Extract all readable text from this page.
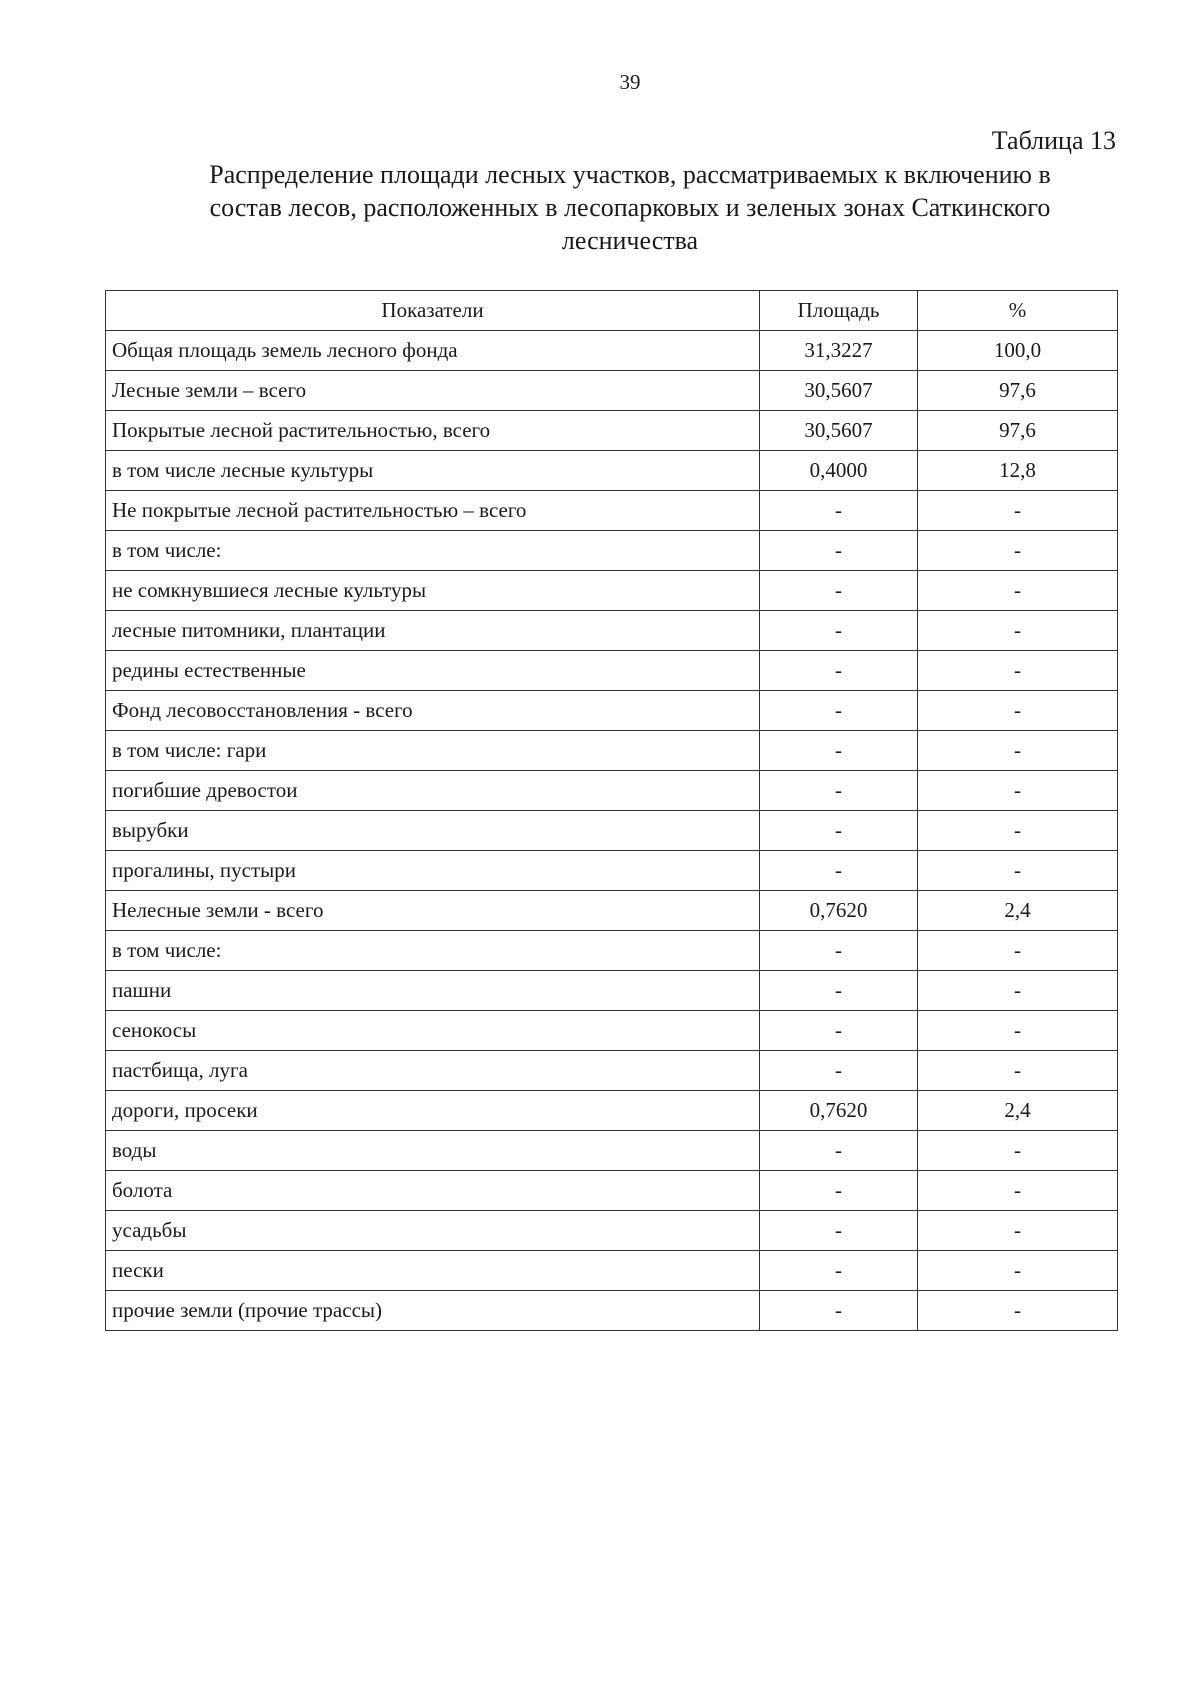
39
Таблица 13
Распределение площади лесных участков, рассматриваемых к включению в
состав лесов, расположенных в лесопарковых и зеленых зонах Саткинского
лесничества
Показатели	Площадь	%
Общая площадь земель лесного фонда	31,3227	100,0
Лесные земли – всего	30,5607	97,6
Покрытые лесной растительностью, всего	30,5607	97,6
в том числе лесные культуры	0,4000	12,8
Не покрытые лесной растительностью – всего	-	-
в том числе:	-	-
не сомкнувшиеся лесные культуры	-	-
лесные питомники, плантации	-	-
редины естественные	-	-
Фонд лесовосстановления - всего	-	-
в том числе: гари	-	-
погибшие древостои	-	-
вырубки	-	-
прогалины, пустыри	-	-
Нелесные земли - всего	0,7620	2,4
в том числе:	-	-
пашни	-	-
сенокосы	-	-
пастбища, луга	-	-
дороги, просеки	0,7620	2,4
воды	-	-
болота	-	-
усадьбы	-	-
пески	-	-
прочие земли (прочие трассы)	-	-
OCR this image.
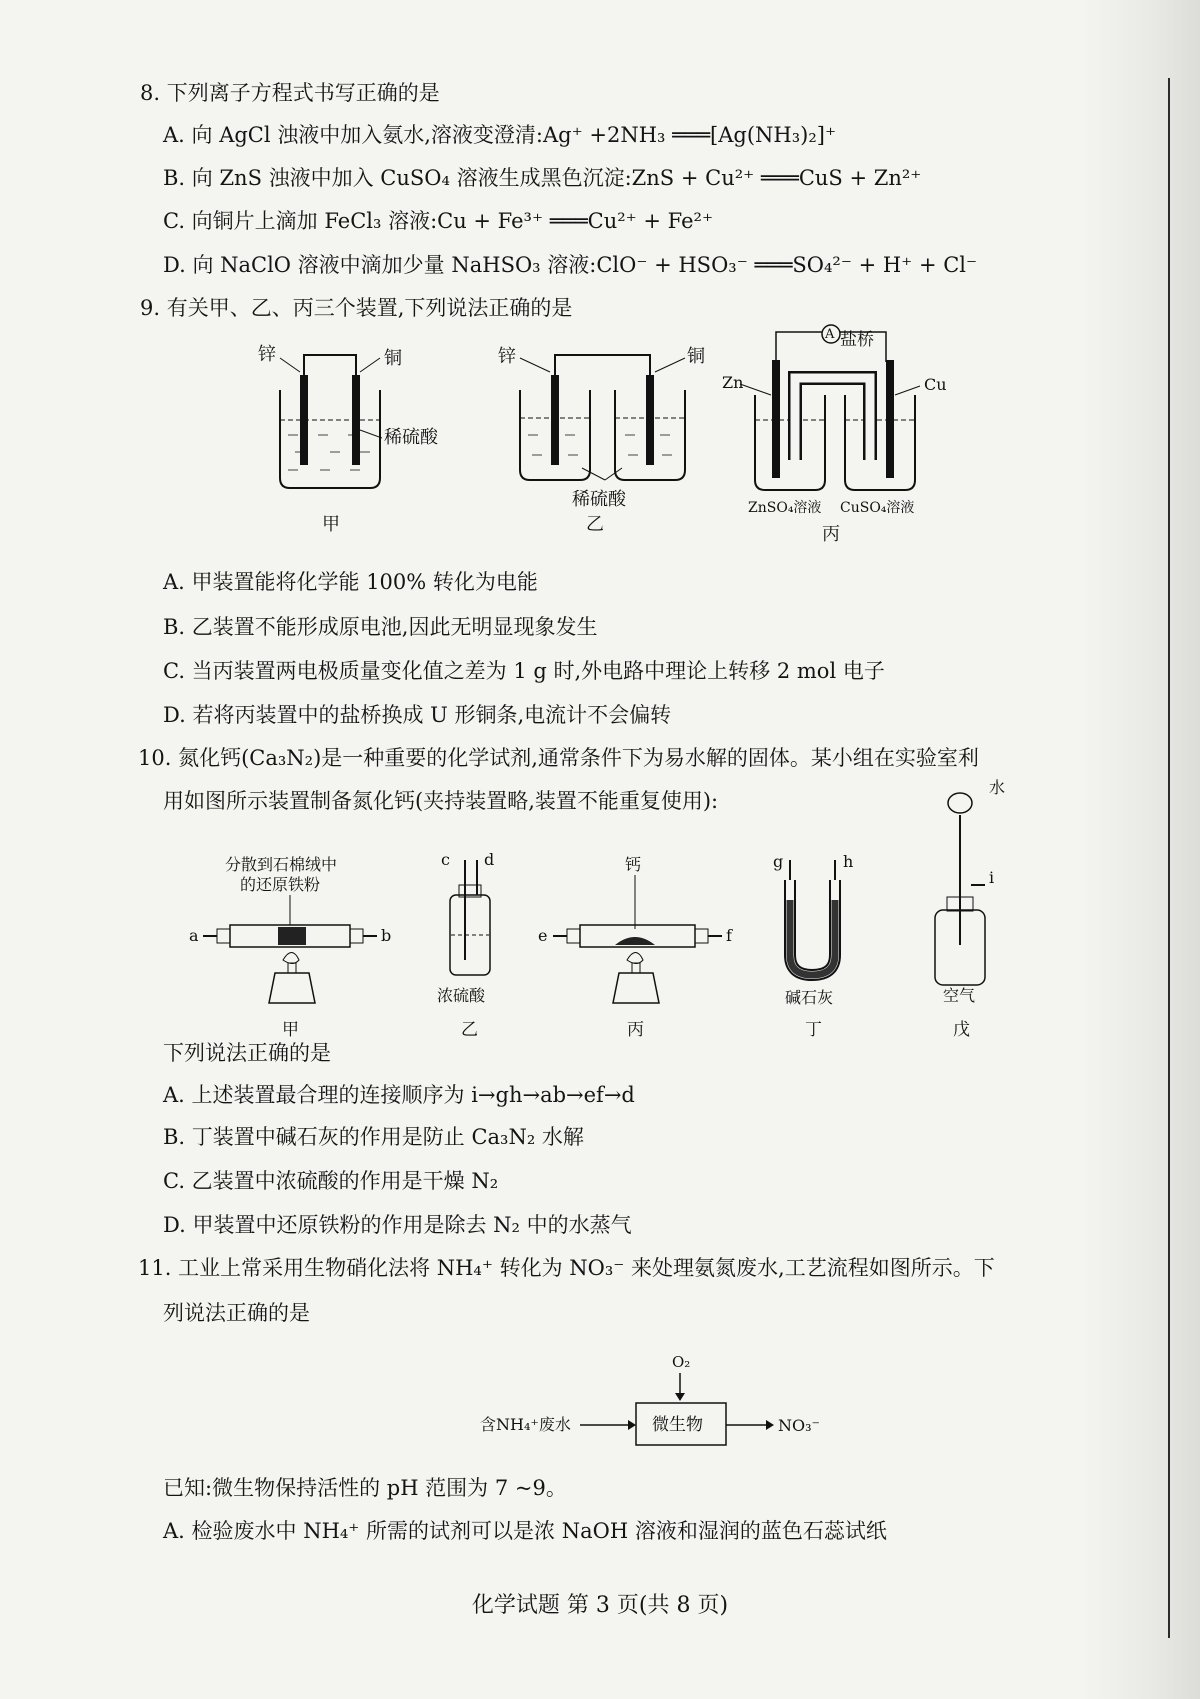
8. 下列离子方程式书写正确的是
A. 向 AgCl 浊液中加入氨水,溶液变澄清:Ag⁺ +2NH₃ ═══[Ag(NH₃)₂]⁺
B. 向 ZnS 浊液中加入 CuSO₄ 溶液生成黑色沉淀:ZnS + Cu²⁺ ═══CuS + Zn²⁺
C. 向铜片上滴加 FeCl₃ 溶液:Cu + Fe³⁺ ═══Cu²⁺ + Fe²⁺
D. 向 NaClO 溶液中滴加少量 NaHSO₃ 溶液:ClO⁻ + HSO₃⁻ ═══SO₄²⁻ + H⁺ + Cl⁻
9. 有关甲、乙、丙三个装置,下列说法正确的是
锌	铜
稀硫酸
甲
锌	铜
稀硫酸
乙
A 盐桥
Zn	Cu
ZnSO₄溶液 CuSO₄溶液
丙
A. 甲装置能将化学能 100% 转化为电能
B. 乙装置不能形成原电池,因此无明显现象发生
C. 当丙装置两电极质量变化值之差为 1 g 时,外电路中理论上转移 2 mol 电子
D. 若将丙装置中的盐桥换成 U 形铜条,电流计不会偏转
10. 氮化钙(Ca₃N₂)是一种重要的化学试剂,通常条件下为易水解的固体。某小组在实验室利
用如图所示装置制备氮化钙(夹持装置略,装置不能重复使用):
分散到石棉绒中
的还原铁粉
a	b
甲
c d
浓硫酸
乙
钙
e	f
丙
g	h
碱石灰
丁
水
i
空气
戊
下列说法正确的是
A. 上述装置最合理的连接顺序为 i→gh→ab→ef→d
B. 丁装置中碱石灰的作用是防止 Ca₃N₂ 水解
C. 乙装置中浓硫酸的作用是干燥 N₂
D. 甲装置中还原铁粉的作用是除去 N₂ 中的水蒸气
11. 工业上常采用生物硝化法将 NH₄⁺ 转化为 NO₃⁻ 来处理氨氮废水,工艺流程如图所示。下
列说法正确的是
O₂
含NH₄⁺废水	微生物	NO₃⁻
已知:微生物保持活性的 pH 范围为 7 ~9。
A. 检验废水中 NH₄⁺ 所需的试剂可以是浓 NaOH 溶液和湿润的蓝色石蕊试纸
化学试题 第 3 页(共 8 页)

========================

Quote the preceding records in their entirety, excluding every picture.

Extract all readable text from this page.
39
Таблица 13
Распределение площади лесных участков, рассматриваемых к включению в
состав лесов, расположенных в лесопарковых и зеленых зонах Саткинского
лесничества
Показатели	Площадь	%
Общая площадь земель лесного фонда	31,3227	100,0
Лесные земли – всего	30,5607	97,6
Покрытые лесной растительностью, всего	30,5607	97,6
в том числе лесные культуры	0,4000	12,8
Не покрытые лесной растительностью – всего	-	-
в том числе:	-	-
не сомкнувшиеся лесные культуры	-	-
лесные питомники, плантации	-	-
редины естественные	-	-
Фонд лесовосстановления - всего	-	-
в том числе: гари	-	-
погибшие древостои	-	-
вырубки	-	-
прогалины, пустыри	-	-
Нелесные земли - всего	0,7620	2,4
в том числе:	-	-
пашни	-	-
сенокосы	-	-
пастбища, луга	-	-
дороги, просеки	0,7620	2,4
воды	-	-
болота	-	-
усадьбы	-	-
пески	-	-
прочие земли (прочие трассы)	-	-
OCR this image.
8. 下列离子方程式书写正确的是
A. 向 AgCl 浊液中加入氨水,溶液变澄清:Ag⁺ +2NH₃ ═══[Ag(NH₃)₂]⁺
B. 向 ZnS 浊液中加入 CuSO₄ 溶液生成黑色沉淀:ZnS + Cu²⁺ ═══CuS + Zn²⁺
C. 向铜片上滴加 FeCl₃ 溶液:Cu + Fe³⁺ ═══Cu²⁺ + Fe²⁺
D. 向 NaClO 溶液中滴加少量 NaHSO₃ 溶液:ClO⁻ + HSO₃⁻ ═══SO₄²⁻ + H⁺ + Cl⁻
9. 有关甲、乙、丙三个装置,下列说法正确的是
锌	铜
稀硫酸
甲
锌	铜
稀硫酸
乙
A 盐桥
Zn	Cu
ZnSO₄溶液 CuSO₄溶液
丙
A. 甲装置能将化学能 100% 转化为电能
B. 乙装置不能形成原电池,因此无明显现象发生
C. 当丙装置两电极质量变化值之差为 1 g 时,外电路中理论上转移 2 mol 电子
D. 若将丙装置中的盐桥换成 U 形铜条,电流计不会偏转
10. 氮化钙(Ca₃N₂)是一种重要的化学试剂,通常条件下为易水解的固体。某小组在实验室利
用如图所示装置制备氮化钙(夹持装置略,装置不能重复使用):
分散到石棉绒中
的还原铁粉
a	b
甲
c d
浓硫酸
乙
钙
e	f
丙
g	h
碱石灰
丁
水
i
空气
戊
下列说法正确的是
A. 上述装置最合理的连接顺序为 i→gh→ab→ef→d
B. 丁装置中碱石灰的作用是防止 Ca₃N₂ 水解
C. 乙装置中浓硫酸的作用是干燥 N₂
D. 甲装置中还原铁粉的作用是除去 N₂ 中的水蒸气
11. 工业上常采用生物硝化法将 NH₄⁺ 转化为 NO₃⁻ 来处理氨氮废水,工艺流程如图所示。下
列说法正确的是
O₂
含NH₄⁺废水	微生物	NO₃⁻
已知:微生物保持活性的 pH 范围为 7 ~9。
A. 检验废水中 NH₄⁺ 所需的试剂可以是浓 NaOH 溶液和湿润的蓝色石蕊试纸
化学试题 第 3 页(共 8 页)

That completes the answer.